Task details: List all the lines in these records that hold "Prof".

Given records:
● ● ● ● ● ● ●
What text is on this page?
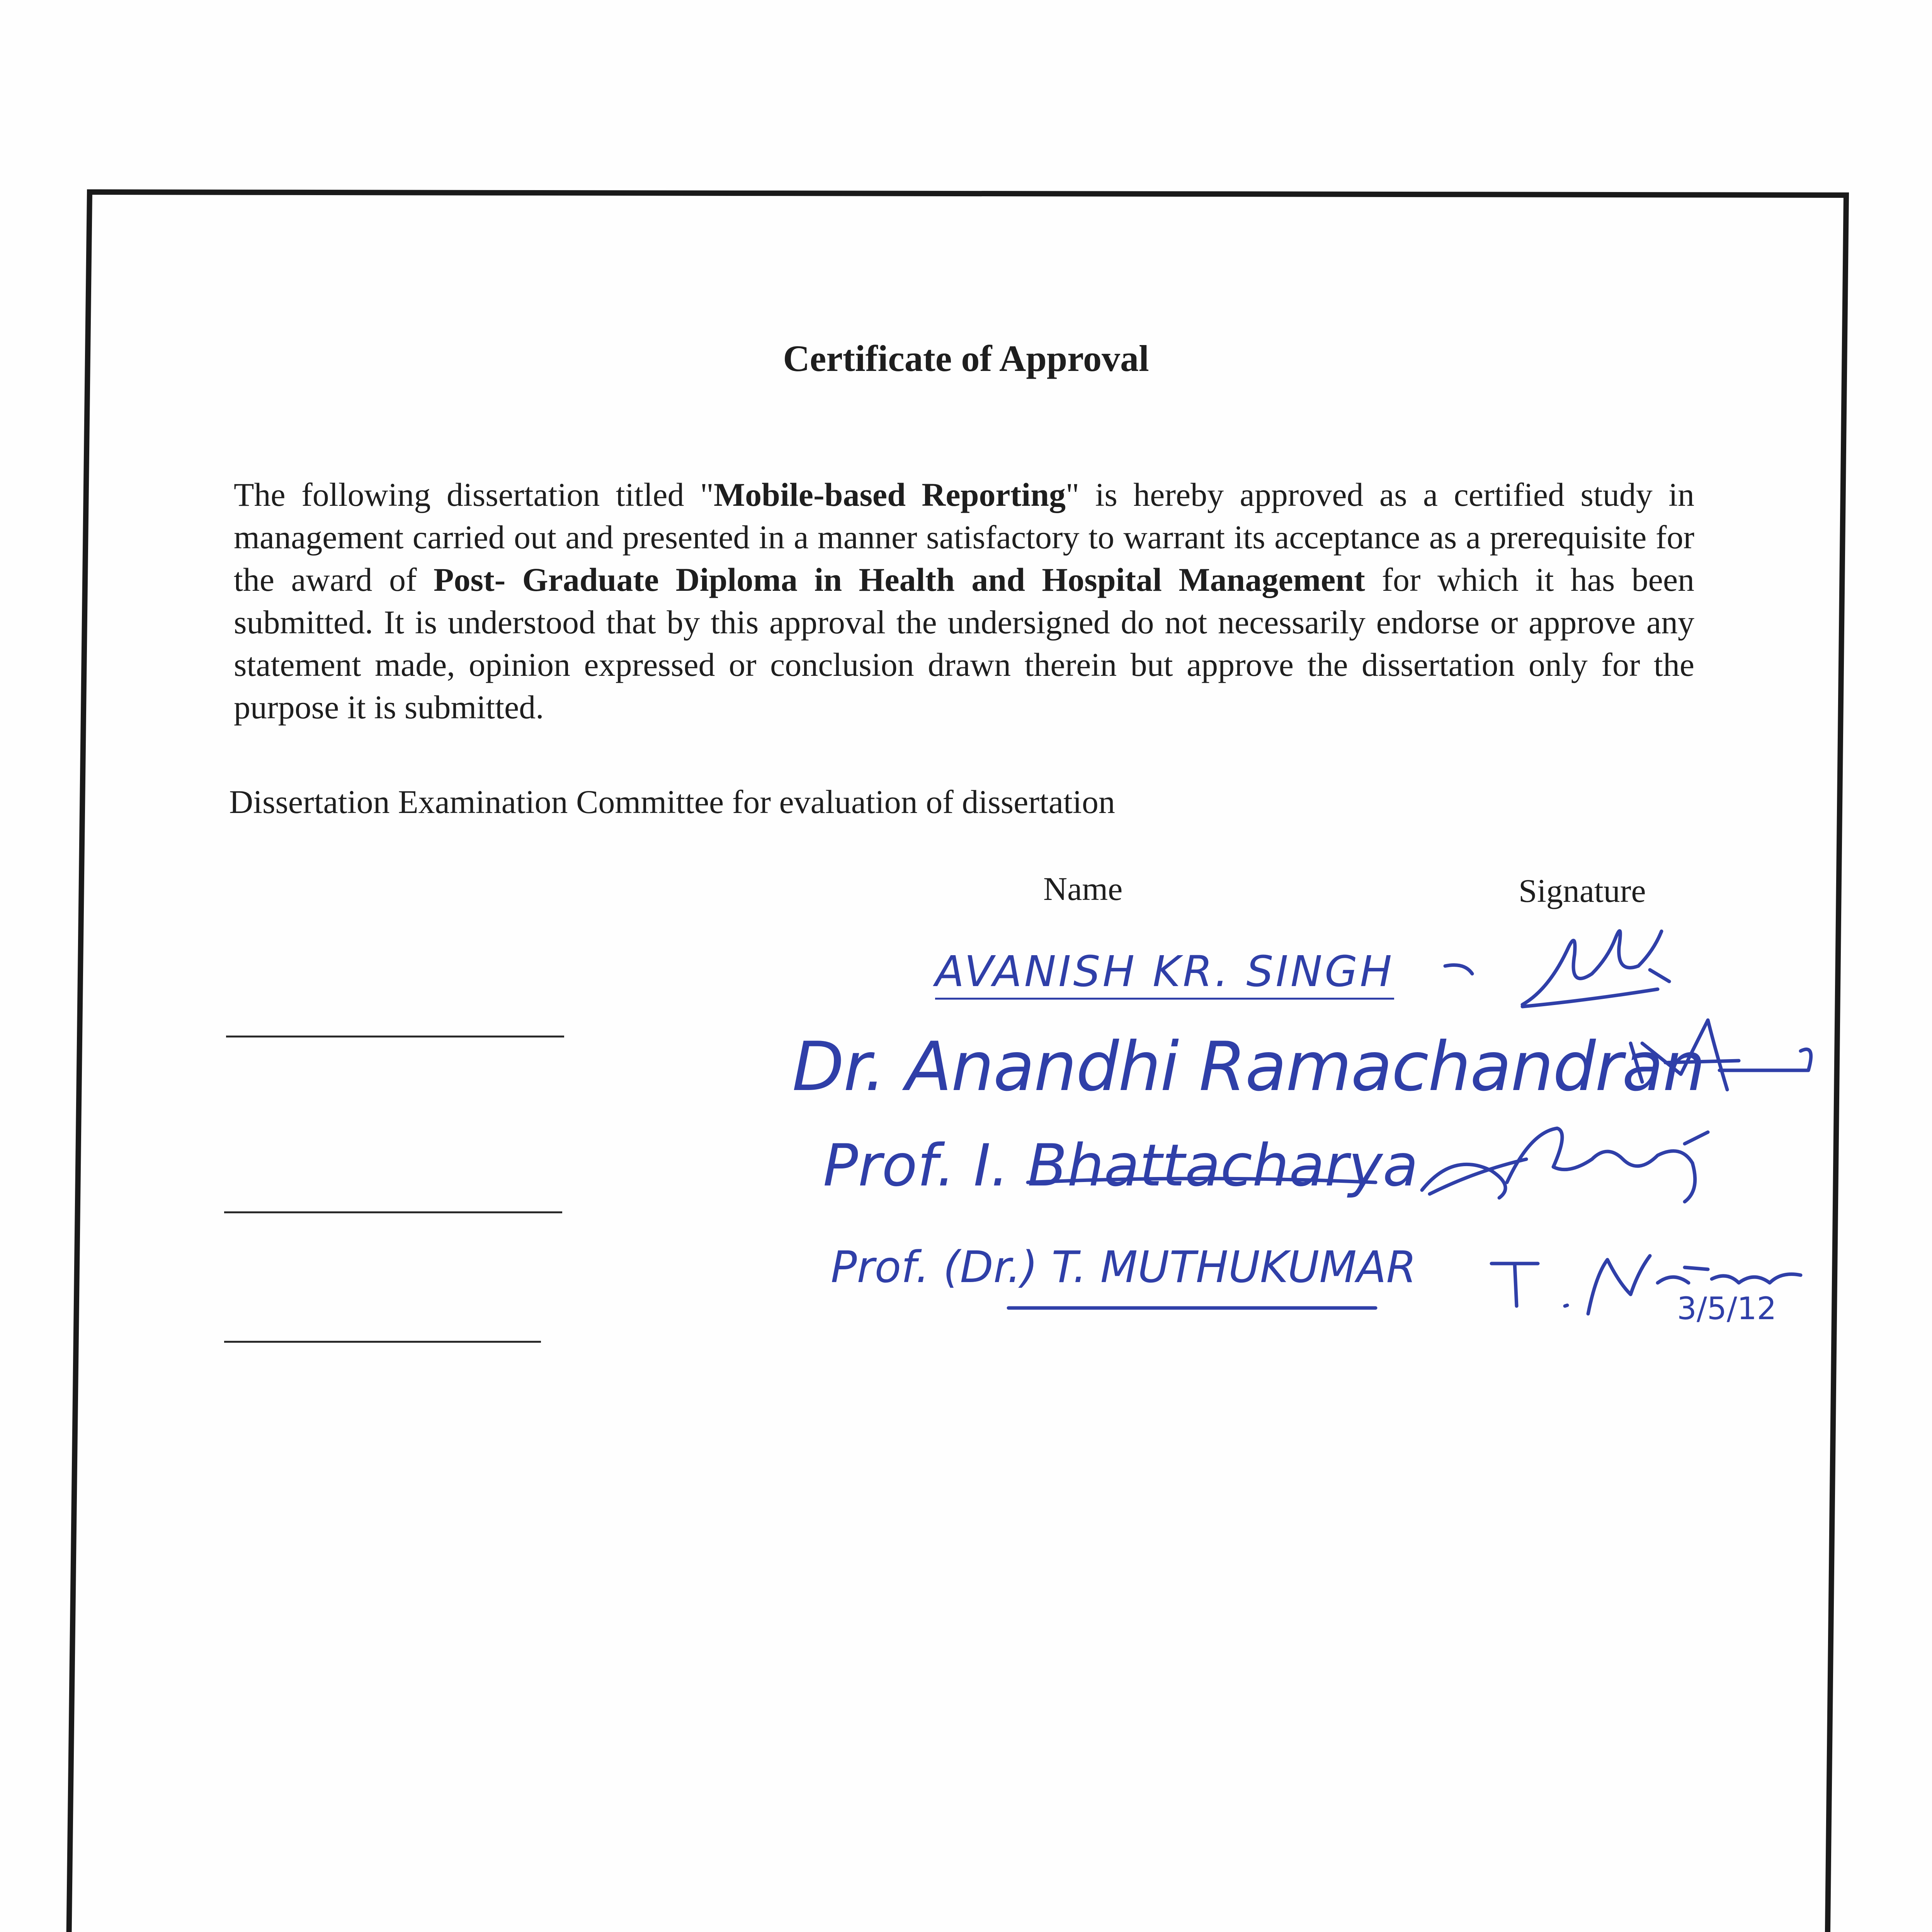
Certificate of Approval
The following dissertation titled "Mobile-based Reporting" is hereby approved as a certified study in management carried out and presented in a manner satisfactory to warrant its acceptance as a prerequisite for the award of Post- Graduate Diploma in Health and Hospital Management for which it has been submitted. It is understood that by this approval the undersigned do not necessarily endorse or approve any statement made, opinion expressed or conclusion drawn therein but approve the dissertation only for the purpose it is submitted.
Dissertation Examination Committee for evaluation of dissertation
Name	Signature
AVANISH KR. SINGH
Dr. Anandhi Ramachandran
Prof. I. Bhattacharya
Prof. (Dr.) T. MUTHUKUMAR
3/5/12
● ● ● ● ● ● ●
Written response:
Prof. I. Bhattacharya
Prof. (Dr.) T. MUTHUKUMAR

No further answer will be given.